Records to process:
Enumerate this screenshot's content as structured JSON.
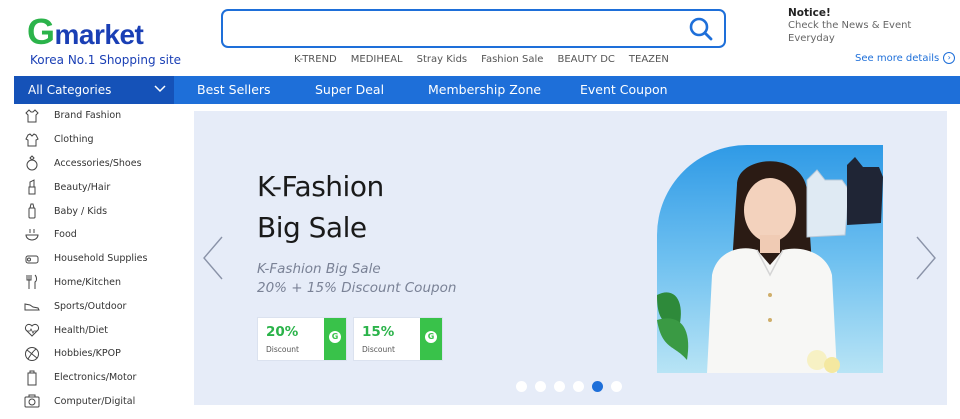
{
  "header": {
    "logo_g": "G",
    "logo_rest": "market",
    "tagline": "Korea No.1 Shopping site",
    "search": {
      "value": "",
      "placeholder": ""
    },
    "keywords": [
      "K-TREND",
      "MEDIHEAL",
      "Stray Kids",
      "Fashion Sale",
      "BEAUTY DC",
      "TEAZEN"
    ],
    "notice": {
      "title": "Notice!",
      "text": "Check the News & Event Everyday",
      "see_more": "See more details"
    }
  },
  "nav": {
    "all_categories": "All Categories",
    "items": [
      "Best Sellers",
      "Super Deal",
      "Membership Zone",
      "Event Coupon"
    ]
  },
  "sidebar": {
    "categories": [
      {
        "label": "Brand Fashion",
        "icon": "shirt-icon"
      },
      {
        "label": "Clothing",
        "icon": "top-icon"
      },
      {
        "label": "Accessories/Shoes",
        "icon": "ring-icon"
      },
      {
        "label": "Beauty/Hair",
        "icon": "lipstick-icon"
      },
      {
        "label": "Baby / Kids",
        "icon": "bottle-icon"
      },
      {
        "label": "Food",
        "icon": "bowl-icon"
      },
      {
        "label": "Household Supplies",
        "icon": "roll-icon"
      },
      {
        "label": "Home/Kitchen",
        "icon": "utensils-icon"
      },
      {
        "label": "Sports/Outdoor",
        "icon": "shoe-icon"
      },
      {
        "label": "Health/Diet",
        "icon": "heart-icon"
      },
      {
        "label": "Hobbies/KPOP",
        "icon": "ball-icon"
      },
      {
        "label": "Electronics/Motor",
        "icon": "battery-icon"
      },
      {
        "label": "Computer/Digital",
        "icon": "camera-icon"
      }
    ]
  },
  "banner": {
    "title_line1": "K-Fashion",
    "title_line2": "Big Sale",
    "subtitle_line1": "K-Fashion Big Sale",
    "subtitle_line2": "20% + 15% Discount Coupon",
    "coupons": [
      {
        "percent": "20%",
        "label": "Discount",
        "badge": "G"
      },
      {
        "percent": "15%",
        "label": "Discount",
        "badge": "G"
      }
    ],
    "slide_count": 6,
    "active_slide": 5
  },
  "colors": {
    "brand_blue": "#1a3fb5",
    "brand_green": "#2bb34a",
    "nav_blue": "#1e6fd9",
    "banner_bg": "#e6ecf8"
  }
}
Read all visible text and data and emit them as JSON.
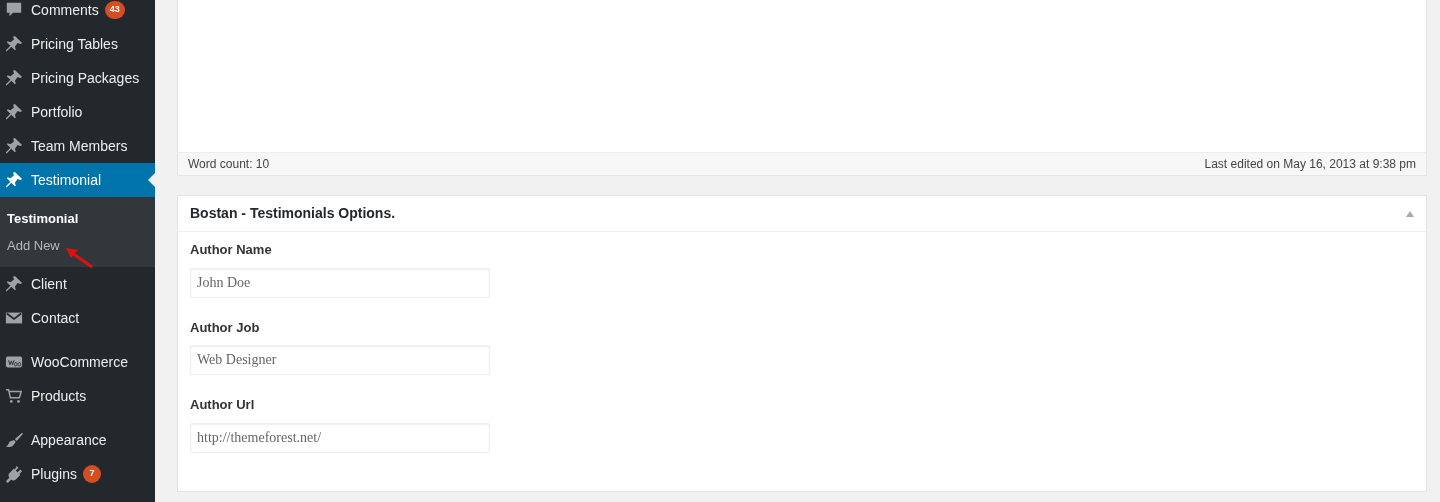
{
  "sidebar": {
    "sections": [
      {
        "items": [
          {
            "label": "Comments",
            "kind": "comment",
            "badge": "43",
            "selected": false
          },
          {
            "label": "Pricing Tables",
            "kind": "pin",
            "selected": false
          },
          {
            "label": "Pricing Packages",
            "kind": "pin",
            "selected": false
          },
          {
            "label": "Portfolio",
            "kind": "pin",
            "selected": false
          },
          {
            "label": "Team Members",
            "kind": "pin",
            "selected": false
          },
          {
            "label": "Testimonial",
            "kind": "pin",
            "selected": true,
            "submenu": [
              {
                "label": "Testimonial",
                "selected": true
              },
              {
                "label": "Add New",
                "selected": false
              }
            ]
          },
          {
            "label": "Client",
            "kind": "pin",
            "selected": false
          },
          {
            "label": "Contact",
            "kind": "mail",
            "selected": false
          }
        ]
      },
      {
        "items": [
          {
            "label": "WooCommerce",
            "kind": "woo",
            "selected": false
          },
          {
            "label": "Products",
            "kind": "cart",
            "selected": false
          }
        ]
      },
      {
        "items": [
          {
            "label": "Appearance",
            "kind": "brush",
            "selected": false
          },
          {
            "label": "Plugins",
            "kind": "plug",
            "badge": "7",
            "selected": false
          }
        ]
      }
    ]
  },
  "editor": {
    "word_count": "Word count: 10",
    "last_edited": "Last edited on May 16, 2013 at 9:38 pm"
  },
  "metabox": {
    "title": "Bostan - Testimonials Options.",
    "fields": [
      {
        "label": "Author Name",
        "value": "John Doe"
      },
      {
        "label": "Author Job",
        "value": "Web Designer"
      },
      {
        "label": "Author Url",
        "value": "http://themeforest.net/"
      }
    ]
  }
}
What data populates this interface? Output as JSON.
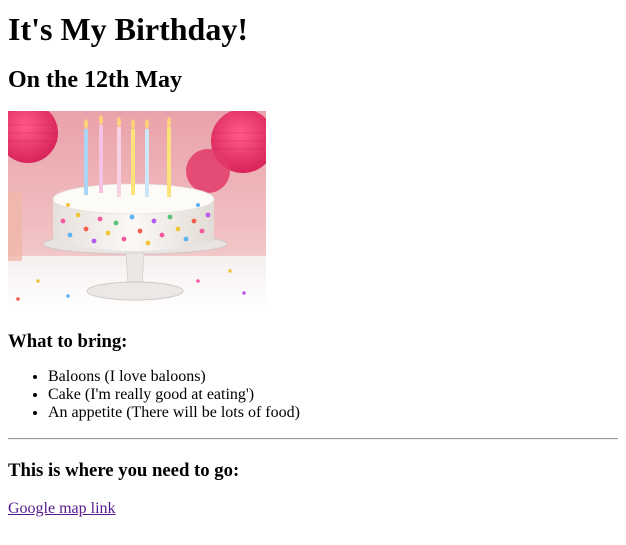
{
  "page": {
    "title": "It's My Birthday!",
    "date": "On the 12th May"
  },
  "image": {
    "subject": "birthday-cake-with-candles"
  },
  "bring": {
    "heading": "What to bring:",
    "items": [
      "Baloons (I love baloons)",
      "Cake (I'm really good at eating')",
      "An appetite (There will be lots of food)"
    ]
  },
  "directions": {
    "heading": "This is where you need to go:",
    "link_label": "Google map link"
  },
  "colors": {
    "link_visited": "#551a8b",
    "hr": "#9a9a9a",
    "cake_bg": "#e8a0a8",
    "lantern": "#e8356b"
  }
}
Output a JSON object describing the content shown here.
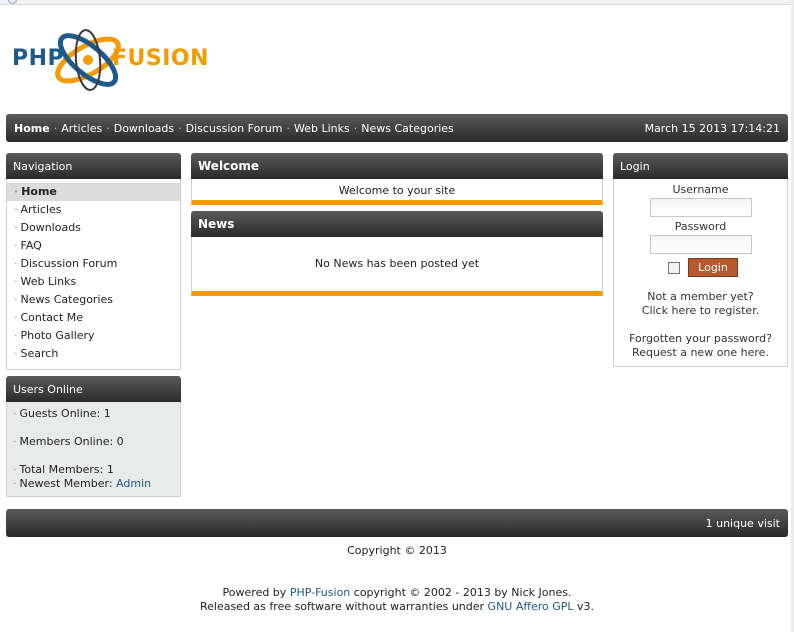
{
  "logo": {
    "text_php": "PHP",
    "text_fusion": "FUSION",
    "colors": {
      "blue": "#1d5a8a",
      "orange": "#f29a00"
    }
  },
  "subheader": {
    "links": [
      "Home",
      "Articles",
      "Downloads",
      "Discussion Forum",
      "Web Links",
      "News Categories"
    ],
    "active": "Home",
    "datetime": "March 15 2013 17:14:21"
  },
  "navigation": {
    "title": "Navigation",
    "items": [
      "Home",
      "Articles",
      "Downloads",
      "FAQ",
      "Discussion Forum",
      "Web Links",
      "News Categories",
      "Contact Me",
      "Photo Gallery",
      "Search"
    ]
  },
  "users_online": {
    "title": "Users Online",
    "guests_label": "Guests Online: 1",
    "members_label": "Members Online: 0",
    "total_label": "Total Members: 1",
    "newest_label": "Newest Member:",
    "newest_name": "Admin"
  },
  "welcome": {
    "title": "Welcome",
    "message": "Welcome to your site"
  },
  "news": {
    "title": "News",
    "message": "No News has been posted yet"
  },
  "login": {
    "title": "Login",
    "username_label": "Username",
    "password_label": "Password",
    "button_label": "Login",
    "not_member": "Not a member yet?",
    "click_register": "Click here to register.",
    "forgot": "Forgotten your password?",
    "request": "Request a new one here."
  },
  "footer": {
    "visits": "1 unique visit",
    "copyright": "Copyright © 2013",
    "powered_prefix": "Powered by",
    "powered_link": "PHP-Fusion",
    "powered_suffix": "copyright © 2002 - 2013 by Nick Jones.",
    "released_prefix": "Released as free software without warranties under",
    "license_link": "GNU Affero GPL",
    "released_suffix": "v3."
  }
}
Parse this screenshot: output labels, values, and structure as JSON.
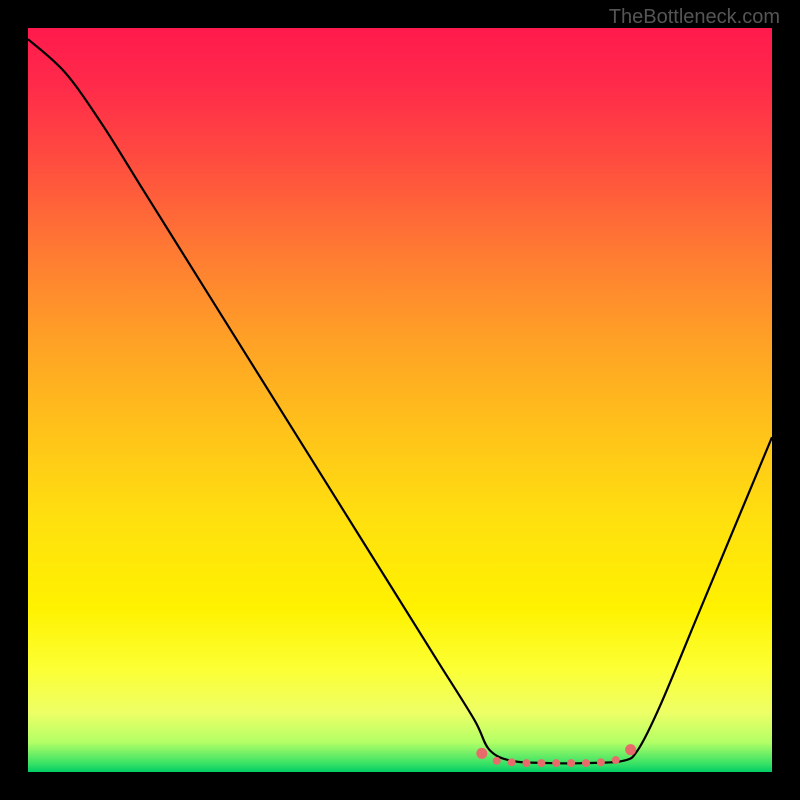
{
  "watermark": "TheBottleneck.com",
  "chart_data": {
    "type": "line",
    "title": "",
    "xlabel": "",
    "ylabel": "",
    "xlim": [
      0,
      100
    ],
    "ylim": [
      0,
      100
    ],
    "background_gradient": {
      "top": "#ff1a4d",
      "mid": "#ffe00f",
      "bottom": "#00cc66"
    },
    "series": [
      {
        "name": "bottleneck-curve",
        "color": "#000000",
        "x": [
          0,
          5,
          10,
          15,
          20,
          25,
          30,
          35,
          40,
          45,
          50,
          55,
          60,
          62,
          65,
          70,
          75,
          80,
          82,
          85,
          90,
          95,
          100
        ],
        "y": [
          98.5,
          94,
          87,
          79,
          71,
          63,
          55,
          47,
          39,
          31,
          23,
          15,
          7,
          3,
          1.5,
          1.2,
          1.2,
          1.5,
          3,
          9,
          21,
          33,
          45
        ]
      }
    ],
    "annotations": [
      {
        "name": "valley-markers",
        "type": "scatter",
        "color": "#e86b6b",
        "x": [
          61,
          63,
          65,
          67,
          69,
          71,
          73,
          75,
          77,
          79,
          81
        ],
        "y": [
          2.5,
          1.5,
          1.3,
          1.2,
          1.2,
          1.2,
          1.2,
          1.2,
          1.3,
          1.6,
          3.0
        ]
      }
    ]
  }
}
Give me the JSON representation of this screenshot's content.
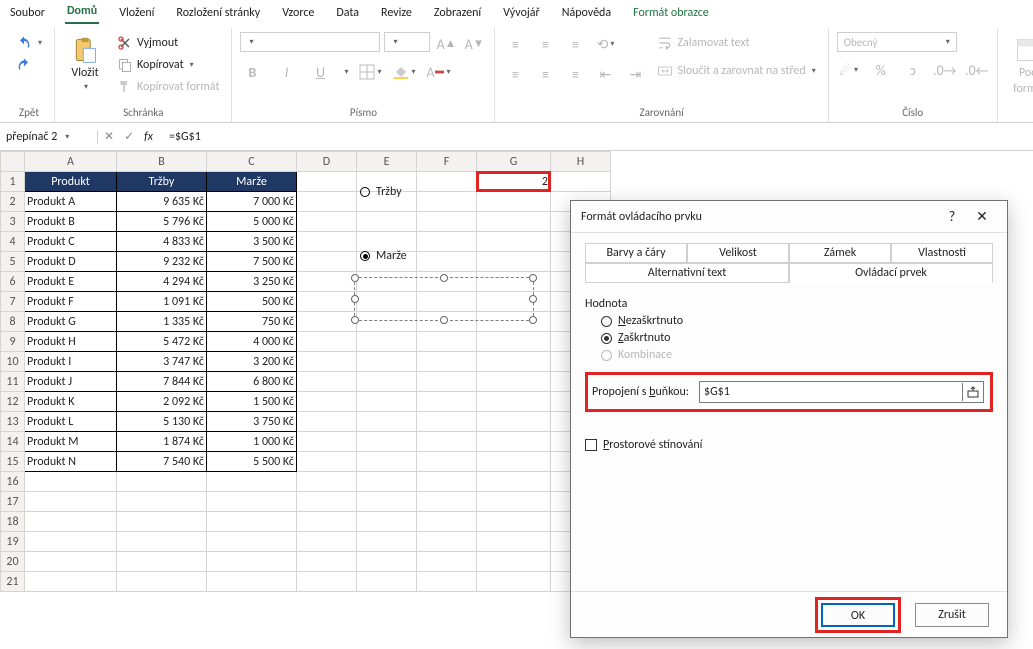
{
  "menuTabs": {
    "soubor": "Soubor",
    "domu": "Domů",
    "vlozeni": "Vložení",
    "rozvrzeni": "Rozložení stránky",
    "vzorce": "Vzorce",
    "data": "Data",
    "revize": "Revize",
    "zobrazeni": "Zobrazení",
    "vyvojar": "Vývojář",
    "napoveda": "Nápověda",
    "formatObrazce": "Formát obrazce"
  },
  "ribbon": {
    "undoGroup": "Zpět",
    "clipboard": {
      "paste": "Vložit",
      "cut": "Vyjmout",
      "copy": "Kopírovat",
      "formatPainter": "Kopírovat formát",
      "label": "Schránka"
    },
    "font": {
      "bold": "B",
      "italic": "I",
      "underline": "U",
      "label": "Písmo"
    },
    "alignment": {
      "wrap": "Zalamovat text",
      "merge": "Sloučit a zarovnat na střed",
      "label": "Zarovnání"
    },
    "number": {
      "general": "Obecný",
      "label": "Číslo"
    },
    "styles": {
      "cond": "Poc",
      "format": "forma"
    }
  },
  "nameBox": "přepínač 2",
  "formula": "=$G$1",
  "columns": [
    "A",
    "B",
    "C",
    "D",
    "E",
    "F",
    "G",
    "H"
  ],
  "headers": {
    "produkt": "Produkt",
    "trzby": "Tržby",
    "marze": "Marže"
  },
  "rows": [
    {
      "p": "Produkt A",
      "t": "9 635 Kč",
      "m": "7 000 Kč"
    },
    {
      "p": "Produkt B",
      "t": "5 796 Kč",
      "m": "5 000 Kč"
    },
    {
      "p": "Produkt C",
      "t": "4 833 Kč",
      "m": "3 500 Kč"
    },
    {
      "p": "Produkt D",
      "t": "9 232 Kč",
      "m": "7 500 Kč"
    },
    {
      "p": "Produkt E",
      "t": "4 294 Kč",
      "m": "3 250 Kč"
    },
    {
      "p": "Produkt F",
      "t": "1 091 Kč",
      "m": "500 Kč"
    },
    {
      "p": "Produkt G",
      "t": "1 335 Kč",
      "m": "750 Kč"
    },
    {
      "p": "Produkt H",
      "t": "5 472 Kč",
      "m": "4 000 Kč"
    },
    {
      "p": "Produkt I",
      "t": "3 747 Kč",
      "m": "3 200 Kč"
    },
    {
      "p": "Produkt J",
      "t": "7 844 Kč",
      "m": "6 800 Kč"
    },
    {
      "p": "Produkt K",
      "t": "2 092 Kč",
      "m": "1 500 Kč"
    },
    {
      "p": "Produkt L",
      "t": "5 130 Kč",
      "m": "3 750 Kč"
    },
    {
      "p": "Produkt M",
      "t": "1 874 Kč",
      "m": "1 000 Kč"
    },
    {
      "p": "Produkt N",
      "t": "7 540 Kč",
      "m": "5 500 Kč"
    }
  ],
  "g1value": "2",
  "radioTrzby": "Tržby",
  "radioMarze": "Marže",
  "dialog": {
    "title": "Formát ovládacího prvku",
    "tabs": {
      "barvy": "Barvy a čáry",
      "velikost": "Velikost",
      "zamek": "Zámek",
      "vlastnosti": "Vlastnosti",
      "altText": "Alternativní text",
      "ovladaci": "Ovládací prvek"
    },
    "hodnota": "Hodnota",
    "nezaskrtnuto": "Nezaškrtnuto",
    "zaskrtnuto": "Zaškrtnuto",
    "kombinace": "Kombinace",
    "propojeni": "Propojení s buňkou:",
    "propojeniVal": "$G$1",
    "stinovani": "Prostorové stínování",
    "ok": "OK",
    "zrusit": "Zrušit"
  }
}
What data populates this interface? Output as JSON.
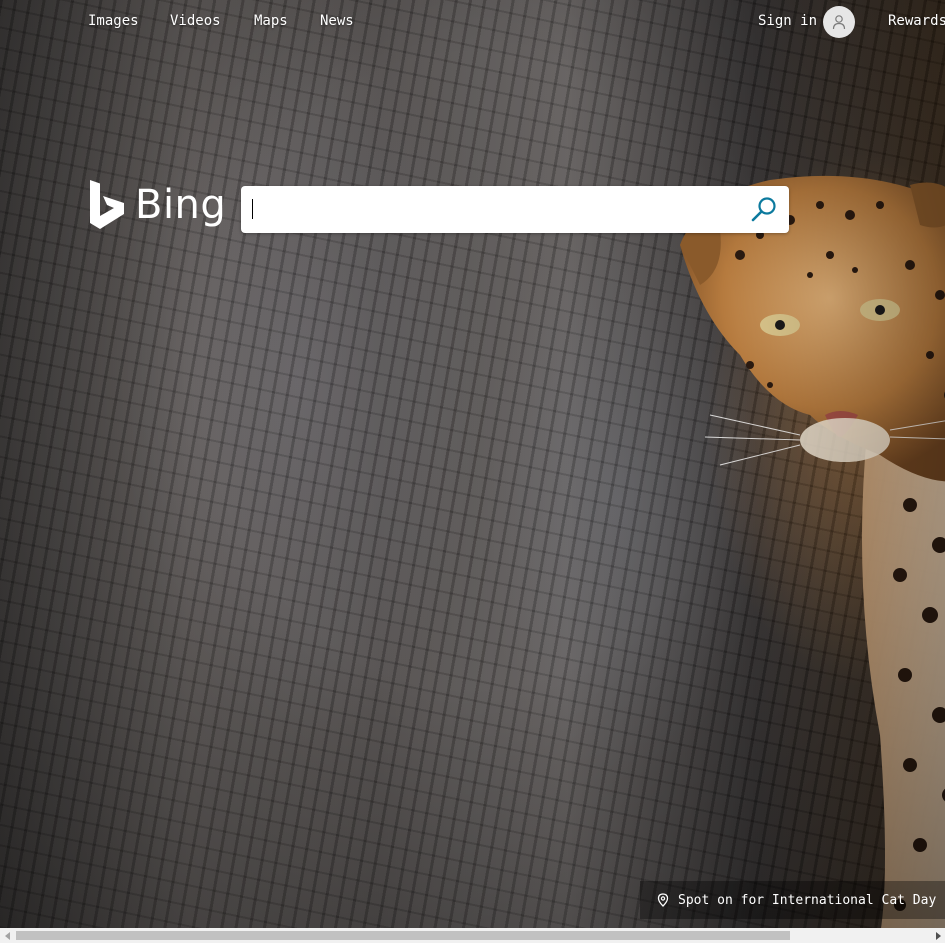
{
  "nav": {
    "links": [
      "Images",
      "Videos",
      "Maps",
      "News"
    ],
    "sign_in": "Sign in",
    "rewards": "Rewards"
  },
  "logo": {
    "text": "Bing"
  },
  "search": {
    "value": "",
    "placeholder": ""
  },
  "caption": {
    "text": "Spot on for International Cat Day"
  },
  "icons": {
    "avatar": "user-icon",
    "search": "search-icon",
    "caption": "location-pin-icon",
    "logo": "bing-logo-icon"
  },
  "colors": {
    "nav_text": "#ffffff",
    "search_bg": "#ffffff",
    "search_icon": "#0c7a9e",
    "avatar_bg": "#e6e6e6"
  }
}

Stated goal:
Copy every line of the listing where the word "Fashion" appears.

Task output:
      "Fashion Sale",
        "label": "Brand Fashion",
    "title_line1": "K-Fashion",
    "subtitle_line1": "K-Fashion Big Sale",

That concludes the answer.